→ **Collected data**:
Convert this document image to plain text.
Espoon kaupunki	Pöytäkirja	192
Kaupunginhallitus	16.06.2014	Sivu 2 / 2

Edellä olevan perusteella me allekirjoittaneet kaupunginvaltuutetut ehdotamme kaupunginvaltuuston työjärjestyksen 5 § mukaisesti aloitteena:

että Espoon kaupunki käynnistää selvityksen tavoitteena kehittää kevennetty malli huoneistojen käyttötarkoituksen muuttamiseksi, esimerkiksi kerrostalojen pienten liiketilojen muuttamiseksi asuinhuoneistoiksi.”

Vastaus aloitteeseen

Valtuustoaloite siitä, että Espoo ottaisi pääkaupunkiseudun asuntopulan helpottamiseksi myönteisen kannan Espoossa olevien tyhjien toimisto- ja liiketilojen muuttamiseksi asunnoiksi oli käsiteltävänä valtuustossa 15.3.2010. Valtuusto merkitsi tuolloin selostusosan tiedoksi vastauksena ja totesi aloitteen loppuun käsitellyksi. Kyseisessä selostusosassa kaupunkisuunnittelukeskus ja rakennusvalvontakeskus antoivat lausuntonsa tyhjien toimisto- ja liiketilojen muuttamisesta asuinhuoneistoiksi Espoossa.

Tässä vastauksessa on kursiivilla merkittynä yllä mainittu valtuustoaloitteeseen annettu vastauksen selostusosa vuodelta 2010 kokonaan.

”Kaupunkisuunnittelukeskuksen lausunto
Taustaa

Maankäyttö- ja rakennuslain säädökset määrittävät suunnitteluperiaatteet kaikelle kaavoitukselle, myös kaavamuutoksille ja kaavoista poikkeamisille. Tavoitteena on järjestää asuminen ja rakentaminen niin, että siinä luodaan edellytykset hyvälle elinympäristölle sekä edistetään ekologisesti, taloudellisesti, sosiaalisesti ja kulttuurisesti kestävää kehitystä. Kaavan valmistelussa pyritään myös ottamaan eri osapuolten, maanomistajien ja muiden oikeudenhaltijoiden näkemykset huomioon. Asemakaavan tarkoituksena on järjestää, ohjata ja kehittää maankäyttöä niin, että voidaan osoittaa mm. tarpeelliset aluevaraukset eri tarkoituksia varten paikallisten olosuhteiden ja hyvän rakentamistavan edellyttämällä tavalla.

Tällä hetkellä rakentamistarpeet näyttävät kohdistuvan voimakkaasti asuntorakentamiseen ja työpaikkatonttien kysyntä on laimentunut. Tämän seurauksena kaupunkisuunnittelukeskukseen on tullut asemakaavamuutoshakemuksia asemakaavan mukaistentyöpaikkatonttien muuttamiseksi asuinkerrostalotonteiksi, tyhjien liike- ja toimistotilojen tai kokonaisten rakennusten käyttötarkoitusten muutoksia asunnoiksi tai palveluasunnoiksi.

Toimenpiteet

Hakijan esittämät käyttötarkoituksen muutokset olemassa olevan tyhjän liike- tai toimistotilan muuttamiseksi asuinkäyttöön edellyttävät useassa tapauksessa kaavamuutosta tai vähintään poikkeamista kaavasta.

==

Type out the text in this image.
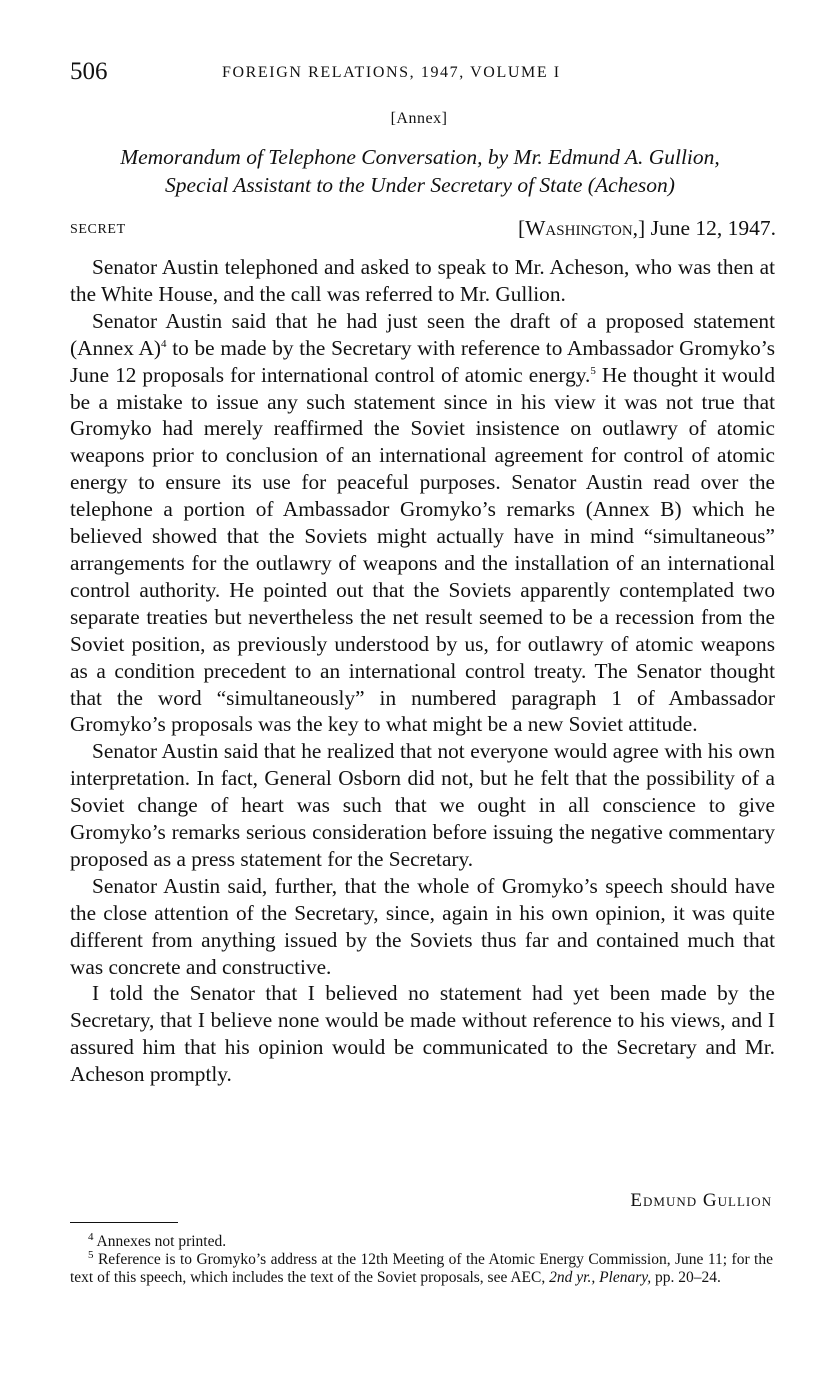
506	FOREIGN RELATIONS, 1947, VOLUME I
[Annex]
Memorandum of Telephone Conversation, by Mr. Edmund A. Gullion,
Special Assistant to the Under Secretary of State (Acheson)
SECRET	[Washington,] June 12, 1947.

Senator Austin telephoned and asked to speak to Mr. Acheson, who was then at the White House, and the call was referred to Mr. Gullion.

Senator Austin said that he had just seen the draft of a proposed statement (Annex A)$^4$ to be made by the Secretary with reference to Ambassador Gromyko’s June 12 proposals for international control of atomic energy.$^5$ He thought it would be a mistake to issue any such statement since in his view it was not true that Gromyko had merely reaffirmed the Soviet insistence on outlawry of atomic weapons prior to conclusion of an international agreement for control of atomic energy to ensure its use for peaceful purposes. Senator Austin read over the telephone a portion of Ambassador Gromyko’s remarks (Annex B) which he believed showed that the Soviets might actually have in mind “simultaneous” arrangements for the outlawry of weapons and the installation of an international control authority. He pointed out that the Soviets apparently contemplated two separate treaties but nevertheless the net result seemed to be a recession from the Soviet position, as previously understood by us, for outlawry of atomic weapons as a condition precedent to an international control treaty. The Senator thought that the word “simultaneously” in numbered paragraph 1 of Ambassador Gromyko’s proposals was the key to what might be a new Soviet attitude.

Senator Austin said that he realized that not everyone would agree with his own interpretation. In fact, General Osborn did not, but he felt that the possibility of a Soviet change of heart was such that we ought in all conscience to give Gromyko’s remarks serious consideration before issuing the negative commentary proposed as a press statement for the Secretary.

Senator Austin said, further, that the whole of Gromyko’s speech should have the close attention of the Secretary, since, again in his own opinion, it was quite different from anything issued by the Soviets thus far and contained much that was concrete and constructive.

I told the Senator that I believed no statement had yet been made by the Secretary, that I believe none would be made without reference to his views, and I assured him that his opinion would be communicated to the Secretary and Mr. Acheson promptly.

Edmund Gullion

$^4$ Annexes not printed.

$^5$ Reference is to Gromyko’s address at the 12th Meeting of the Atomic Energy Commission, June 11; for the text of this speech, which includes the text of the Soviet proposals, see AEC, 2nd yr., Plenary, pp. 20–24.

→ **What the task requires**:
Take every line from the data above that holds "Edmund" and copy it out.

→ **Full answer**:
Memorandum of Telephone Conversation, by Mr. Edmund A. Gullion,
Edmund Gullion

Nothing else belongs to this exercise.